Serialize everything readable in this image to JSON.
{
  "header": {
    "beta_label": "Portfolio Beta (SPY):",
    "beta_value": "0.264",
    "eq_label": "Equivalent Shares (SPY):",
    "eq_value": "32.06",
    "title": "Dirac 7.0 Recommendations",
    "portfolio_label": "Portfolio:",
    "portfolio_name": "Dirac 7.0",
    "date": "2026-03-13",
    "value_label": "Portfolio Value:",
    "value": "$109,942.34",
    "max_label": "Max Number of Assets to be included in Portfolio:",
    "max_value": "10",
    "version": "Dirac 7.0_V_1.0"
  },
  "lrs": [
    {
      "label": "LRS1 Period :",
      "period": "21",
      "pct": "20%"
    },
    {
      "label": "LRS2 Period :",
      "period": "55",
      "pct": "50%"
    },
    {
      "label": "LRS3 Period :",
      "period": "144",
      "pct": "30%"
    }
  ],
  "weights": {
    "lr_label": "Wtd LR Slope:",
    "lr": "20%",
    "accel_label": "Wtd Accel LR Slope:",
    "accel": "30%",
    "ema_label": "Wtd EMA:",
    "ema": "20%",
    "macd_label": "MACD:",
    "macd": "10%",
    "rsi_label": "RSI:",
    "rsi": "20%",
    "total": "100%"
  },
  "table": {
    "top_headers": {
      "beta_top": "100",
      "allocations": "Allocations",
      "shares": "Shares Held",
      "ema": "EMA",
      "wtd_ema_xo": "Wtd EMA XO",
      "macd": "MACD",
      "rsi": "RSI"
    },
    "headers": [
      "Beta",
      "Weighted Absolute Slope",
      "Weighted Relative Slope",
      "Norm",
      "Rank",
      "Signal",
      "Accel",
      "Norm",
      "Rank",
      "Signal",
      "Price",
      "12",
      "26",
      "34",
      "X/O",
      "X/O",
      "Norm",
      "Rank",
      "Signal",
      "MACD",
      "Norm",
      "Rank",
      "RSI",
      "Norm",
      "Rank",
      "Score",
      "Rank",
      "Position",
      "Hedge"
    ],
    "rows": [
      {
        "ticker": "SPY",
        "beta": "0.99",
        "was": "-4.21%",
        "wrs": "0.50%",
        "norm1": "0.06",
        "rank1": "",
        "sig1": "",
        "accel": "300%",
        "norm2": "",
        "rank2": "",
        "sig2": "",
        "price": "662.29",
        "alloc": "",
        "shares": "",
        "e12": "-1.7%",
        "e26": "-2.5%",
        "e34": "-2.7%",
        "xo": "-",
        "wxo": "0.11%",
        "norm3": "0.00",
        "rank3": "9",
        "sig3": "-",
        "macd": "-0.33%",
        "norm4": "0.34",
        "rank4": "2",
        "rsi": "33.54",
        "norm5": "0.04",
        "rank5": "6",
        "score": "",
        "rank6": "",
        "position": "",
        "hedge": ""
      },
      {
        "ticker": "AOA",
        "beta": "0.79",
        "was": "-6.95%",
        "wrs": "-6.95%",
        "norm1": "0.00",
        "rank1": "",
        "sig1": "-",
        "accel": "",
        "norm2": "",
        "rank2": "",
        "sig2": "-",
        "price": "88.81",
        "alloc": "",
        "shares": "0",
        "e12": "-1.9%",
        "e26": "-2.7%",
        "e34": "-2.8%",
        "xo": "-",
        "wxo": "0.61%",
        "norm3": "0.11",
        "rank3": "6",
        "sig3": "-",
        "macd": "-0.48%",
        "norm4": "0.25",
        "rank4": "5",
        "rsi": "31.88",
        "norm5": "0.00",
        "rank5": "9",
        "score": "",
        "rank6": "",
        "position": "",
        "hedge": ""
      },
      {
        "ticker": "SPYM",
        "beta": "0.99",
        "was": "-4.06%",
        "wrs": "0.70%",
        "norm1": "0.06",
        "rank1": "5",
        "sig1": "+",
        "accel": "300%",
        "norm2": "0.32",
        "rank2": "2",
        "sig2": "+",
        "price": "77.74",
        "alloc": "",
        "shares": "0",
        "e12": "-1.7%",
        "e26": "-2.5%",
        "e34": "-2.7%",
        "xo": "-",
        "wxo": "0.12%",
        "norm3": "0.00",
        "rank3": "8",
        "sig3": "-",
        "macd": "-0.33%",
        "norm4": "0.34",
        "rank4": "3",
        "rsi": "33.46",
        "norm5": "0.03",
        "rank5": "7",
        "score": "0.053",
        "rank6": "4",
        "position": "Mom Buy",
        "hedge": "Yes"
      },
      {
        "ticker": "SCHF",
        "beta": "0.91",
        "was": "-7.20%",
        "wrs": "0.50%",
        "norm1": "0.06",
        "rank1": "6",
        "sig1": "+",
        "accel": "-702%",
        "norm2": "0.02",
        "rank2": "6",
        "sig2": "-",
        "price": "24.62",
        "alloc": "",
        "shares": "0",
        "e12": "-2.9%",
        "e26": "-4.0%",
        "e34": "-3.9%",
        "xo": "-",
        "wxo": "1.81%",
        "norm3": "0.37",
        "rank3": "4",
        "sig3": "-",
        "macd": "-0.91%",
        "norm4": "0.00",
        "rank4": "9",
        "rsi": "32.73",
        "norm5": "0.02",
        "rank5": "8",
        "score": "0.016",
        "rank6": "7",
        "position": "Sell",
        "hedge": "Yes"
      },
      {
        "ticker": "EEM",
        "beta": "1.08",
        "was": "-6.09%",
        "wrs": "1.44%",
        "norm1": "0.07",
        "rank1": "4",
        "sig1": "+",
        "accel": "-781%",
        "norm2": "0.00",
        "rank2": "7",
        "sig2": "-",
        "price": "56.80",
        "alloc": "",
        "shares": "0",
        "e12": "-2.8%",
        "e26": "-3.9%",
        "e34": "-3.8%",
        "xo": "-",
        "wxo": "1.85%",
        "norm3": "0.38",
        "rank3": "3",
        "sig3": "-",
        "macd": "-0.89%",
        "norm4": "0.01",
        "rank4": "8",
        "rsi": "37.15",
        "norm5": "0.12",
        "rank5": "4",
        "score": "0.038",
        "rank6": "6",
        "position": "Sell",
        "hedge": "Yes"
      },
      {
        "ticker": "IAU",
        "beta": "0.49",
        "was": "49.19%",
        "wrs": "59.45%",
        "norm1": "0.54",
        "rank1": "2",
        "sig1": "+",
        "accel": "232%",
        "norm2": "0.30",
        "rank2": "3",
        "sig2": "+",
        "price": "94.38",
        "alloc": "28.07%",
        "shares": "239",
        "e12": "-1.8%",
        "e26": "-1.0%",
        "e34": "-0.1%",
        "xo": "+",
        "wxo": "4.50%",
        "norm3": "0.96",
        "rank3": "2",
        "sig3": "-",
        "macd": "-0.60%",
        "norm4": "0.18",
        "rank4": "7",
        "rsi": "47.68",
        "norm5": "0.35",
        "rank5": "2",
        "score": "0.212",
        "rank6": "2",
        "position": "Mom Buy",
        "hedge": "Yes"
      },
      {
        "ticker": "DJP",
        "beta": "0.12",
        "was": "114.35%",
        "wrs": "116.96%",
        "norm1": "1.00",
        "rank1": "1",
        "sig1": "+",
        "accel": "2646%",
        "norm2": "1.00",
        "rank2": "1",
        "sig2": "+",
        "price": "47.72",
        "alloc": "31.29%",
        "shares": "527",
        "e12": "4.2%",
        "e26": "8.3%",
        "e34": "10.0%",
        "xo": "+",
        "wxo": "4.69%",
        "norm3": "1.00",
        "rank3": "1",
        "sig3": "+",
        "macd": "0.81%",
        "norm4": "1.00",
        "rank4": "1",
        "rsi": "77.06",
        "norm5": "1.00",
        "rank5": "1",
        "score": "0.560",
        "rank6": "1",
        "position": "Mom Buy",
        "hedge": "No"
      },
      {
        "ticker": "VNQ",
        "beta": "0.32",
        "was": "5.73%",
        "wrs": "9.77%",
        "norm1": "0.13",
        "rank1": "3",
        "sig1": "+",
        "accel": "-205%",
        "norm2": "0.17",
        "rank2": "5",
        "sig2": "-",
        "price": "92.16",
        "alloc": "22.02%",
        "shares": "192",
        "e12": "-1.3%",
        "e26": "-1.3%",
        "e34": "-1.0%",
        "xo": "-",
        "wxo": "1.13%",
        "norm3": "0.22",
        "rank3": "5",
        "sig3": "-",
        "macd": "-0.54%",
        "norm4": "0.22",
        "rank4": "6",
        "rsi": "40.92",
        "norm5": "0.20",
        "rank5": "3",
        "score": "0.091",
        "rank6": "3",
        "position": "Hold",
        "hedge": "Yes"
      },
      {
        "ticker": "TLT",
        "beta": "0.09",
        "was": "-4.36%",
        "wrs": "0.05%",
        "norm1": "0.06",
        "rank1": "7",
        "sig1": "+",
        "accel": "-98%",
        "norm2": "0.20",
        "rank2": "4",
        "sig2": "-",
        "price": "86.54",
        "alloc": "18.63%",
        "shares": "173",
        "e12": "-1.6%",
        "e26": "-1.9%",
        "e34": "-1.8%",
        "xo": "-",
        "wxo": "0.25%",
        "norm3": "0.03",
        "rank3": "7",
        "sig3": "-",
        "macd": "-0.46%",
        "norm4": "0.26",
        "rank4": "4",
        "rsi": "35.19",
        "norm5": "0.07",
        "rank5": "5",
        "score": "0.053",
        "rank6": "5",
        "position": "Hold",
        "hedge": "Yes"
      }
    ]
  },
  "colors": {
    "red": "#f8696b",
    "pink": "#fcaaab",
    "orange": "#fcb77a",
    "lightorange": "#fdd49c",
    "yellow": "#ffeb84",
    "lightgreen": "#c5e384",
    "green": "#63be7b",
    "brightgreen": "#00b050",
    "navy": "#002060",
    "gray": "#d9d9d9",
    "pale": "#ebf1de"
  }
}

--- What is expected ---
Scan the records above for the string "Dirac", then report every line that contains it.

--- Answer for this exercise ---
    "title": "Dirac 7.0 Recommendations",
    "portfolio_name": "Dirac 7.0",
    "version": "Dirac 7.0_V_1.0"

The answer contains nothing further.